» Directive: In the material below, find how many lines contain the string "Waghäusel". Write only that number.

>> START Information given

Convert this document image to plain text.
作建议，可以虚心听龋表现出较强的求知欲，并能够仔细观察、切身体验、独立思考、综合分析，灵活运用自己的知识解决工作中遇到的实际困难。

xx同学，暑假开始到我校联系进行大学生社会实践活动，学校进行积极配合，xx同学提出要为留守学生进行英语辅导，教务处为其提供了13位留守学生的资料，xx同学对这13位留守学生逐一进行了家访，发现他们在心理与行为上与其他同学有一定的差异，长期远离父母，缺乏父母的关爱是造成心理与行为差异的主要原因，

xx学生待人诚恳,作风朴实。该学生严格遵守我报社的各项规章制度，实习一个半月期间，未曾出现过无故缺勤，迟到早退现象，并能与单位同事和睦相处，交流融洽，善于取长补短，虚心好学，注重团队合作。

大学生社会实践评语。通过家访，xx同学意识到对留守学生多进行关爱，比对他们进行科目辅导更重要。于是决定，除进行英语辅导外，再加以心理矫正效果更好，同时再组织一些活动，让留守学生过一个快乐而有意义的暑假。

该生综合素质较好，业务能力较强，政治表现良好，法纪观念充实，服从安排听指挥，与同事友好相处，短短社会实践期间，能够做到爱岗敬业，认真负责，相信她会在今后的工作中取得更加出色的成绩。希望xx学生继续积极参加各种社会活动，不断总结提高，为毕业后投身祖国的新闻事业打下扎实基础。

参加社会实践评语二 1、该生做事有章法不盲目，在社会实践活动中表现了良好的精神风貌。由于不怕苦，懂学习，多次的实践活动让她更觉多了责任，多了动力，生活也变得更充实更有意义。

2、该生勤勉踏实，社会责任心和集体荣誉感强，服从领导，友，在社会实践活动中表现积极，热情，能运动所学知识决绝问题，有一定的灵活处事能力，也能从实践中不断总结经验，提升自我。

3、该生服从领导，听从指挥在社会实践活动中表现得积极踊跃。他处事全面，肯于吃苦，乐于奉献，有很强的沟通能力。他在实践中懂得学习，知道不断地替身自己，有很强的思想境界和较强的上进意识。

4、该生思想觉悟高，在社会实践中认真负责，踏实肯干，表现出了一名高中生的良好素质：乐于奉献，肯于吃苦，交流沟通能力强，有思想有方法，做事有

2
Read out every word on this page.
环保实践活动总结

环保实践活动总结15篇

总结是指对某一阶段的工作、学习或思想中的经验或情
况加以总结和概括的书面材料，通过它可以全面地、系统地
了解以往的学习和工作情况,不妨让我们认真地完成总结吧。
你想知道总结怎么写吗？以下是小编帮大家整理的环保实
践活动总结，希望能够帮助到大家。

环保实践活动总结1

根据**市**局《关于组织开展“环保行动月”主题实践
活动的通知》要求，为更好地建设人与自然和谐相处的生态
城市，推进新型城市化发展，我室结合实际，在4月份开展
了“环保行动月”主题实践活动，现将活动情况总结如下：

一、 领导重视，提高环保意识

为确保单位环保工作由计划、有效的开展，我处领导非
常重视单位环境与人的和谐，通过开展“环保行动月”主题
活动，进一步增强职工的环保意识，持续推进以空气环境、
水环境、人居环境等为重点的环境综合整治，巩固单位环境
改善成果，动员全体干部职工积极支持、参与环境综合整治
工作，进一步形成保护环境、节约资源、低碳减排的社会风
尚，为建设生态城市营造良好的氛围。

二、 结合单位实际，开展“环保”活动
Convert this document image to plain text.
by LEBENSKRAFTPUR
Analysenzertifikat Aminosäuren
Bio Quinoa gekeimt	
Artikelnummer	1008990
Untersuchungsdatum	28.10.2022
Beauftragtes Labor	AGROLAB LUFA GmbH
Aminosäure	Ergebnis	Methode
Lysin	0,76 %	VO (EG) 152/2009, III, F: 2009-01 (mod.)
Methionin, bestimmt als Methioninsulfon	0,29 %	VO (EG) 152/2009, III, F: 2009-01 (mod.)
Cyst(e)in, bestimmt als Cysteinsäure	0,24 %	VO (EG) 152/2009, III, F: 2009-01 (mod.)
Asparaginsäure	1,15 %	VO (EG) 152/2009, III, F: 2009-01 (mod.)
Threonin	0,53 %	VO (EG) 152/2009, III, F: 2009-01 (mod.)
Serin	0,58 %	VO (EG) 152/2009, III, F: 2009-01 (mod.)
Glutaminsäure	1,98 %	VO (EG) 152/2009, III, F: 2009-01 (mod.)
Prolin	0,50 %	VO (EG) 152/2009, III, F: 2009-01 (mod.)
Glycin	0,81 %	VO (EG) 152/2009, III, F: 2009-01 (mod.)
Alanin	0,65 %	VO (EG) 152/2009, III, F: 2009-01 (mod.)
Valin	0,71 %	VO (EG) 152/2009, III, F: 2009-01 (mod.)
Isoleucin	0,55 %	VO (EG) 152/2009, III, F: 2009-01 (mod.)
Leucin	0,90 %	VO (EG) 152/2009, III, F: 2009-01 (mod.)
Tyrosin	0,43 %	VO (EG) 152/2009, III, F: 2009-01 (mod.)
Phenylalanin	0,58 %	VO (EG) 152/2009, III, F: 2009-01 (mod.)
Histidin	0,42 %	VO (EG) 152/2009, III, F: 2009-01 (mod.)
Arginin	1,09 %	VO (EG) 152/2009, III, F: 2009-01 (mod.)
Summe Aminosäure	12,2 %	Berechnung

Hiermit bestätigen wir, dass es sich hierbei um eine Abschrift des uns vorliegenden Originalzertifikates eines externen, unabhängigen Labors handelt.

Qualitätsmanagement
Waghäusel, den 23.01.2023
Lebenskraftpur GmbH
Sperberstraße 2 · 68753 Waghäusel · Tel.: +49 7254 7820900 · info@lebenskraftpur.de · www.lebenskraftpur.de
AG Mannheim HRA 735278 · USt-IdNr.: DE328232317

>> END Information given

» Result below: 2